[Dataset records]

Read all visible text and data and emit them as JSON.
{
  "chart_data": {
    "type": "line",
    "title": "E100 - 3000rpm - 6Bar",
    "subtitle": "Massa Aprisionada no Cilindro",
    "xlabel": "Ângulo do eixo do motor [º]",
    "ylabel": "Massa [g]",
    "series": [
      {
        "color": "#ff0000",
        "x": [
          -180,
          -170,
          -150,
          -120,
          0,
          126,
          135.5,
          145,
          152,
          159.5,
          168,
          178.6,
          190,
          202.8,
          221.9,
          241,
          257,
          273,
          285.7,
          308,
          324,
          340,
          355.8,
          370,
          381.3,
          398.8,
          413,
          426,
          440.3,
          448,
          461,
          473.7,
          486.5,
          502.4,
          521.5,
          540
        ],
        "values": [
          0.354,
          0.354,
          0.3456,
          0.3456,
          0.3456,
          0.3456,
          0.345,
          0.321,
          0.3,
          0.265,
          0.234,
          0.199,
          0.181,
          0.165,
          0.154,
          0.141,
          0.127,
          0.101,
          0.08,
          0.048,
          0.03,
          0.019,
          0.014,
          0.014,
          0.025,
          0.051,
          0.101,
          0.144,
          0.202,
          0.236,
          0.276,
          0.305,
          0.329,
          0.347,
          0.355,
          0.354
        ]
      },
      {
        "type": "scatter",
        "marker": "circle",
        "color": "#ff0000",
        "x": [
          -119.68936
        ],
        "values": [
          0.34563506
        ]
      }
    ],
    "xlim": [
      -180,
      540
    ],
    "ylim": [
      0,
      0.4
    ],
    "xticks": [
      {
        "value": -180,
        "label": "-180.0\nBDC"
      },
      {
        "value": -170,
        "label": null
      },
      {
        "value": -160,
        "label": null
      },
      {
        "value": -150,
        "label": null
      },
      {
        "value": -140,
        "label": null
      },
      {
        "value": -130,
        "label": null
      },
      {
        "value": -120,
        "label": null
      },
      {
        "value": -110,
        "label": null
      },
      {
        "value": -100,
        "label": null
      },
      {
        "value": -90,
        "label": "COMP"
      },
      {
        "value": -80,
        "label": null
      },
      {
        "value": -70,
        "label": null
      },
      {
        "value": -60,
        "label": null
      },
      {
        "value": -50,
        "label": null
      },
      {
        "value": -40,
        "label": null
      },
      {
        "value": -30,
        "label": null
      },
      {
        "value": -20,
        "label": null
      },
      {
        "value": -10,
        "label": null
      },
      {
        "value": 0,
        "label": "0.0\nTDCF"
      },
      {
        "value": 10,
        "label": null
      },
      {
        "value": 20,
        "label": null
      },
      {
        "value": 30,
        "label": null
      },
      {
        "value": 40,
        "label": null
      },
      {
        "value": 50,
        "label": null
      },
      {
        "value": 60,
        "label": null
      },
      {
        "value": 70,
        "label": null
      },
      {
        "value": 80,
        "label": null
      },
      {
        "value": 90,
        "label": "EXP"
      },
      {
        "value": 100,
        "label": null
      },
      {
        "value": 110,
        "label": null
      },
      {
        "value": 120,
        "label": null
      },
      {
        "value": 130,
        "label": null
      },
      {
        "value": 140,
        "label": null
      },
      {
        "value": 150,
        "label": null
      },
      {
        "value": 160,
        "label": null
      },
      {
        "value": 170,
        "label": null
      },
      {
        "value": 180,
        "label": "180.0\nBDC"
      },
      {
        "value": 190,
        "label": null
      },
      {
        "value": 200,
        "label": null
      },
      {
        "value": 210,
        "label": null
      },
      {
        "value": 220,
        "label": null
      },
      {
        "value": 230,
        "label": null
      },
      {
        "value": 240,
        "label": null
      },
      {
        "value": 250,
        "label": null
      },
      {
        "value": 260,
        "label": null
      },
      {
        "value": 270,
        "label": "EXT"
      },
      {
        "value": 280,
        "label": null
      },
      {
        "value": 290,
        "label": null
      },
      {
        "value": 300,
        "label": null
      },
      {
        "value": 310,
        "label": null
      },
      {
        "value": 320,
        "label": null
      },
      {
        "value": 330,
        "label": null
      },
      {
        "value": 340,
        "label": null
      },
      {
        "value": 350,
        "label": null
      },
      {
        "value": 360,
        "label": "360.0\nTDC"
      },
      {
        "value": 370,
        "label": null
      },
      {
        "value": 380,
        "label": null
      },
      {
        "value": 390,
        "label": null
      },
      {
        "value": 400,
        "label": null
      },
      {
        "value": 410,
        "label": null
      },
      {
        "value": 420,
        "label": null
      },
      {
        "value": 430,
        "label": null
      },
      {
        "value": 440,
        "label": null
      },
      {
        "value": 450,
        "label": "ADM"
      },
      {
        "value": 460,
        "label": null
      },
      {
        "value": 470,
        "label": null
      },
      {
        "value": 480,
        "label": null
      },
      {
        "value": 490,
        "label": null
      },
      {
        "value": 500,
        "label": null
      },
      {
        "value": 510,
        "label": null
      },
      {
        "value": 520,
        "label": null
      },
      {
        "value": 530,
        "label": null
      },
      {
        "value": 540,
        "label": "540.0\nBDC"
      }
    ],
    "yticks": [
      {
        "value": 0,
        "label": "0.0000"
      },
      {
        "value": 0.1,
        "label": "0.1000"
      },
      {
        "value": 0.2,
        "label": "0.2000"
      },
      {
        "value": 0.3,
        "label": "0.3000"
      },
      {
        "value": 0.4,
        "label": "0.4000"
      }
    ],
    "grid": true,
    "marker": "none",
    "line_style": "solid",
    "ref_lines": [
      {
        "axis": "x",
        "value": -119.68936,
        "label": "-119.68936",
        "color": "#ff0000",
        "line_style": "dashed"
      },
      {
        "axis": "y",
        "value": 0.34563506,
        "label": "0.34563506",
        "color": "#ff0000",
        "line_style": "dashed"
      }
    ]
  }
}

> TASK BRIEF
Copy the material above verbatim.

> CORRECT RESPONSE
Read all visible text and data and emit them as JSON.
{
  "chart_data": {
    "type": "line",
    "title": "E100 - 3000rpm - 6Bar",
    "subtitle": "Massa Aprisionada no Cilindro",
    "xlabel": "Ângulo do eixo do motor [º]",
    "ylabel": "Massa [g]",
    "series": [
      {
        "color": "#ff0000",
        "x": [
          -180,
          -170,
          -150,
          -120,
          0,
          126,
          135.5,
          145,
          152,
          159.5,
          168,
          178.6,
          190,
          202.8,
          221.9,
          241,
          257,
          273,
          285.7,
          308,
          324,
          340,
          355.8,
          370,
          381.3,
          398.8,
          413,
          426,
          440.3,
          448,
          461,
          473.7,
          486.5,
          502.4,
          521.5,
          540
        ],
        "values": [
          0.354,
          0.354,
          0.3456,
          0.3456,
          0.3456,
          0.3456,
          0.345,
          0.321,
          0.3,
          0.265,
          0.234,
          0.199,
          0.181,
          0.165,
          0.154,
          0.141,
          0.127,
          0.101,
          0.08,
          0.048,
          0.03,
          0.019,
          0.014,
          0.014,
          0.025,
          0.051,
          0.101,
          0.144,
          0.202,
          0.236,
          0.276,
          0.305,
          0.329,
          0.347,
          0.355,
          0.354
        ]
      },
      {
        "type": "scatter",
        "marker": "circle",
        "color": "#ff0000",
        "x": [
          -119.68936
        ],
        "values": [
          0.34563506
        ]
      }
    ],
    "xlim": [
      -180,
      540
    ],
    "ylim": [
      0,
      0.4
    ],
    "xticks": [
      {
        "value": -180,
        "label": "-180.0\nBDC"
      },
      {
        "value": -170,
        "label": null
      },
      {
        "value": -160,
        "label": null
      },
      {
        "value": -150,
        "label": null
      },
      {
        "value": -140,
        "label": null
      },
      {
        "value": -130,
        "label": null
      },
      {
        "value": -120,
        "label": null
      },
      {
        "value": -110,
        "label": null
      },
      {
        "value": -100,
        "label": null
      },
      {
        "value": -90,
        "label": "COMP"
      },
      {
        "value": -80,
        "label": null
      },
      {
        "value": -70,
        "label": null
      },
      {
        "value": -60,
        "label": null
      },
      {
        "value": -50,
        "label": null
      },
      {
        "value": -40,
        "label": null
      },
      {
        "value": -30,
        "label": null
      },
      {
        "value": -20,
        "label": null
      },
      {
        "value": -10,
        "label": null
      },
      {
        "value": 0,
        "label": "0.0\nTDCF"
      },
      {
        "value": 10,
        "label": null
      },
      {
        "value": 20,
        "label": null
      },
      {
        "value": 30,
        "label": null
      },
      {
        "value": 40,
        "label": null
      },
      {
        "value": 50,
        "label": null
      },
      {
        "value": 60,
        "label": null
      },
      {
        "value": 70,
        "label": null
      },
      {
        "value": 80,
        "label": null
      },
      {
        "value": 90,
        "label": "EXP"
      },
      {
        "value": 100,
        "label": null
      },
      {
        "value": 110,
        "label": null
      },
      {
        "value": 120,
        "label": null
      },
      {
        "value": 130,
        "label": null
      },
      {
        "value": 140,
        "label": null
      },
      {
        "value": 150,
        "label": null
      },
      {
        "value": 160,
        "label": null
      },
      {
        "value": 170,
        "label": null
      },
      {
        "value": 180,
        "label": "180.0\nBDC"
      },
      {
        "value": 190,
        "label": null
      },
      {
        "value": 200,
        "label": null
      },
      {
        "value": 210,
        "label": null
      },
      {
        "value": 220,
        "label": null
      },
      {
        "value": 230,
        "label": null
      },
      {
        "value": 240,
        "label": null
      },
      {
        "value": 250,
        "label": null
      },
      {
        "value": 260,
        "label": null
      },
      {
        "value": 270,
        "label": "EXT"
      },
      {
        "value": 280,
        "label": null
      },
      {
        "value": 290,
        "label": null
      },
      {
        "value": 300,
        "label": null
      },
      {
        "value": 310,
        "label": null
      },
      {
        "value": 320,
        "label": null
      },
      {
        "value": 330,
        "label": null
      },
      {
        "value": 340,
        "label": null
      },
      {
        "value": 350,
        "label": null
      },
      {
        "value": 360,
        "label": "360.0\nTDC"
      },
      {
        "value": 370,
        "label": null
      },
      {
        "value": 380,
        "label": null
      },
      {
        "value": 390,
        "label": null
      },
      {
        "value": 400,
        "label": null
      },
      {
        "value": 410,
        "label": null
      },
      {
        "value": 420,
        "label": null
      },
      {
        "value": 430,
        "label": null
      },
      {
        "value": 440,
        "label": null
      },
      {
        "value": 450,
        "label": "ADM"
      },
      {
        "value": 460,
        "label": null
      },
      {
        "value": 470,
        "label": null
      },
      {
        "value": 480,
        "label": null
      },
      {
        "value": 490,
        "label": null
      },
      {
        "value": 500,
        "label": null
      },
      {
        "value": 510,
        "label": null
      },
      {
        "value": 520,
        "label": null
      },
      {
        "value": 530,
        "label": null
      },
      {
        "value": 540,
        "label": "540.0\nBDC"
      }
    ],
    "yticks": [
      {
        "value": 0,
        "label": "0.0000"
      },
      {
        "value": 0.1,
        "label": "0.1000"
      },
      {
        "value": 0.2,
        "label": "0.2000"
      },
      {
        "value": 0.3,
        "label": "0.3000"
      },
      {
        "value": 0.4,
        "label": "0.4000"
      }
    ],
    "grid": true,
    "marker": "none",
    "line_style": "solid",
    "ref_lines": [
      {
        "axis": "x",
        "value": -119.68936,
        "label": "-119.68936",
        "color": "#ff0000",
        "line_style": "dashed"
      },
      {
        "axis": "y",
        "value": 0.34563506,
        "label": "0.34563506",
        "color": "#ff0000",
        "line_style": "dashed"
      }
    ]
  }
}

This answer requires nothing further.